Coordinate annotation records
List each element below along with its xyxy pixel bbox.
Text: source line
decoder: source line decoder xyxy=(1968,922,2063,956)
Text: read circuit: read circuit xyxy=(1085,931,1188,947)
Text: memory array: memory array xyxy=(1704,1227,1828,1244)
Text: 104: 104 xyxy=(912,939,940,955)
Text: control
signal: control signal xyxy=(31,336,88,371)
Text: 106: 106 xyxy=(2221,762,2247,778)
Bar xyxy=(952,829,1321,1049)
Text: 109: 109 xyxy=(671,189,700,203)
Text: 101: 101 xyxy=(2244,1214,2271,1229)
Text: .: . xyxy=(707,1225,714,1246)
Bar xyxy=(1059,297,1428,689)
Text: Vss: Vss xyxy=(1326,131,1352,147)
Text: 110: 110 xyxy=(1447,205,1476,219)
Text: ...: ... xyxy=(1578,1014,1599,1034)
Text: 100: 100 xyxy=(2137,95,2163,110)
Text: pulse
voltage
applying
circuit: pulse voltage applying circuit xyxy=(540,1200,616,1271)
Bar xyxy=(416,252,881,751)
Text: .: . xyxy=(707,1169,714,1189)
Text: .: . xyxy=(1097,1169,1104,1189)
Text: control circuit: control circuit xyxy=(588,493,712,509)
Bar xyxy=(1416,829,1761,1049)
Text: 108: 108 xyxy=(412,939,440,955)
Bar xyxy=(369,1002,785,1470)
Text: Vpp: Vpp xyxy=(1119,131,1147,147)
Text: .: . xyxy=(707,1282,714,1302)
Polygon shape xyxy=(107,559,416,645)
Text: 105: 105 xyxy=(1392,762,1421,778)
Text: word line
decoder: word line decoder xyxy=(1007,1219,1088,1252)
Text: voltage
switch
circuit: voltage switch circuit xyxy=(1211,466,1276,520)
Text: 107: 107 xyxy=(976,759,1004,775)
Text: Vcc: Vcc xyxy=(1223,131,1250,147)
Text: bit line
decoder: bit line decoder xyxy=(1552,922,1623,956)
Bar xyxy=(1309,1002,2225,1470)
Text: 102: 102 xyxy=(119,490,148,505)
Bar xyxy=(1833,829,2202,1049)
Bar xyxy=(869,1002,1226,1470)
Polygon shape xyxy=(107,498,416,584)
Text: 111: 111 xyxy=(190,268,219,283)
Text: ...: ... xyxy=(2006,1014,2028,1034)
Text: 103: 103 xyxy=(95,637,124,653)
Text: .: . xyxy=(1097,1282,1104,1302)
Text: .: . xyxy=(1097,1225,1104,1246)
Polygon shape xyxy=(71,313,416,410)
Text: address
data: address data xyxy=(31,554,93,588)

### Stated problem
Copy the material above word for word, including every line.

### Task solution
List each element below along with its xyxy pixel bbox.
Text: source line
decoder: source line decoder xyxy=(1968,922,2063,956)
Text: read circuit: read circuit xyxy=(1085,931,1188,947)
Text: memory array: memory array xyxy=(1704,1227,1828,1244)
Text: 104: 104 xyxy=(912,939,940,955)
Text: control
signal: control signal xyxy=(31,336,88,371)
Text: 106: 106 xyxy=(2221,762,2247,778)
Bar xyxy=(952,829,1321,1049)
Text: 109: 109 xyxy=(671,189,700,203)
Text: 101: 101 xyxy=(2244,1214,2271,1229)
Text: .: . xyxy=(707,1225,714,1246)
Bar xyxy=(1059,297,1428,689)
Text: Vss: Vss xyxy=(1326,131,1352,147)
Text: 110: 110 xyxy=(1447,205,1476,219)
Text: ...: ... xyxy=(1578,1014,1599,1034)
Text: 100: 100 xyxy=(2137,95,2163,110)
Text: pulse
voltage
applying
circuit: pulse voltage applying circuit xyxy=(540,1200,616,1271)
Bar xyxy=(416,252,881,751)
Text: .: . xyxy=(707,1169,714,1189)
Text: .: . xyxy=(1097,1169,1104,1189)
Text: control circuit: control circuit xyxy=(588,493,712,509)
Bar xyxy=(1416,829,1761,1049)
Text: 108: 108 xyxy=(412,939,440,955)
Bar xyxy=(369,1002,785,1470)
Text: Vpp: Vpp xyxy=(1119,131,1147,147)
Text: .: . xyxy=(707,1282,714,1302)
Polygon shape xyxy=(107,559,416,645)
Text: 105: 105 xyxy=(1392,762,1421,778)
Text: word line
decoder: word line decoder xyxy=(1007,1219,1088,1252)
Text: voltage
switch
circuit: voltage switch circuit xyxy=(1211,466,1276,520)
Text: 107: 107 xyxy=(976,759,1004,775)
Text: Vcc: Vcc xyxy=(1223,131,1250,147)
Text: bit line
decoder: bit line decoder xyxy=(1552,922,1623,956)
Bar xyxy=(1309,1002,2225,1470)
Text: 102: 102 xyxy=(119,490,148,505)
Bar xyxy=(1833,829,2202,1049)
Bar xyxy=(869,1002,1226,1470)
Polygon shape xyxy=(107,498,416,584)
Text: 111: 111 xyxy=(190,268,219,283)
Text: ...: ... xyxy=(2006,1014,2028,1034)
Text: 103: 103 xyxy=(95,637,124,653)
Text: .: . xyxy=(1097,1282,1104,1302)
Text: .: . xyxy=(1097,1225,1104,1246)
Polygon shape xyxy=(71,313,416,410)
Text: address
data: address data xyxy=(31,554,93,588)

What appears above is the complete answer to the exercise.